# [Raw records]
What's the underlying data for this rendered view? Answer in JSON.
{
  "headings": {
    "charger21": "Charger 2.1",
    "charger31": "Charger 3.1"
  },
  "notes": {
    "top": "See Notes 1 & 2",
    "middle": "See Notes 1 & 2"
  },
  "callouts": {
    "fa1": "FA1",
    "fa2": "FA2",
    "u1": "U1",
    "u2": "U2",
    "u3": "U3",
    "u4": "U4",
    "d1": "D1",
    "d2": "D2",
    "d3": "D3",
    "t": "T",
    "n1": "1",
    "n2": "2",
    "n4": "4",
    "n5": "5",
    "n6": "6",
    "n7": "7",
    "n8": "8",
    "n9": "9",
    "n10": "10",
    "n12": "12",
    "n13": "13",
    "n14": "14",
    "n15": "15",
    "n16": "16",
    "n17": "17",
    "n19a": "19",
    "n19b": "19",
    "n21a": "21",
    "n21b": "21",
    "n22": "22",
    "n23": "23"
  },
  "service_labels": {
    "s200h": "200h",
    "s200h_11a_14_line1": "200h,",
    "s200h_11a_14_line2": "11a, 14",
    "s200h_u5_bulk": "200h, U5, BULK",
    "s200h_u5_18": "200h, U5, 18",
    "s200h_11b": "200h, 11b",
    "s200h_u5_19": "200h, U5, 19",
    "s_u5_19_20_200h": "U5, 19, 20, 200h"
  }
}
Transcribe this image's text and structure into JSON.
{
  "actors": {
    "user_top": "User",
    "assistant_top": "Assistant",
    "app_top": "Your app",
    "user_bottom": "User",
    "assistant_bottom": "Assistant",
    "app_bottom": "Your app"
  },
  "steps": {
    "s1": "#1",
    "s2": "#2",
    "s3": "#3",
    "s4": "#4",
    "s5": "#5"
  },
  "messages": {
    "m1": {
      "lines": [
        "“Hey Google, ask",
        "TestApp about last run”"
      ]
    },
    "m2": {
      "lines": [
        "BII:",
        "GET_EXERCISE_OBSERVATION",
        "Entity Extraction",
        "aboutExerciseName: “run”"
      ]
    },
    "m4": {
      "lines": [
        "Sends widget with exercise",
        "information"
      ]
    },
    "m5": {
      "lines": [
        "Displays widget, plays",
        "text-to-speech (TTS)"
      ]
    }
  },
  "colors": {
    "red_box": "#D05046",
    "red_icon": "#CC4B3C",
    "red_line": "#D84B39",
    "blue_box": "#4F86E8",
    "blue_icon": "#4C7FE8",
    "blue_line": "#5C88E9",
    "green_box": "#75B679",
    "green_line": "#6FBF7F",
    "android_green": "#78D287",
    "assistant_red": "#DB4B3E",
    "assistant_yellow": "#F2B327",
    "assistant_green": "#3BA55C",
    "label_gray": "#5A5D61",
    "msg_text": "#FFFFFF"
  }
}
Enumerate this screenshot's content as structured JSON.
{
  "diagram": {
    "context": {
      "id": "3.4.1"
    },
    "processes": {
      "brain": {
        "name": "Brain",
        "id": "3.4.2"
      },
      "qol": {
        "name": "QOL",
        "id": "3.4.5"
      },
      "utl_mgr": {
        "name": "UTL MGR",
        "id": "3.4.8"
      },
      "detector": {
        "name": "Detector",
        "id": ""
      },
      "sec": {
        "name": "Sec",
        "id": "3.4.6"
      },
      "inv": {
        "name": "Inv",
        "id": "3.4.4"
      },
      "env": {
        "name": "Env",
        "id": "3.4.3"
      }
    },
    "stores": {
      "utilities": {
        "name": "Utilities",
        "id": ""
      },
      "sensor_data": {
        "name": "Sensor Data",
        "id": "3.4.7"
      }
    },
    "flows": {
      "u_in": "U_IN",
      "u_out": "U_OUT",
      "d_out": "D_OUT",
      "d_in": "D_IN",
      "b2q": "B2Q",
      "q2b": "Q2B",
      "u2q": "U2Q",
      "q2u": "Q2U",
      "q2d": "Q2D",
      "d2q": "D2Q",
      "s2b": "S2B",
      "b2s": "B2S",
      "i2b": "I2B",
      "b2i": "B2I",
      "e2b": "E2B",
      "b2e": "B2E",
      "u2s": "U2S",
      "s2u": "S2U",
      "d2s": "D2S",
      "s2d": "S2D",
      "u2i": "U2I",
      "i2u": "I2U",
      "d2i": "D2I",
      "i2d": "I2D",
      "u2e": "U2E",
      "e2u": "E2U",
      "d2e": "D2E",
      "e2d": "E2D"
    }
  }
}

# [What the task asks]
From the entries above, copy out every line where the string "widget" appears.

# [Finished task]
        "Sends widget with exercise",
        "Displays widget, plays",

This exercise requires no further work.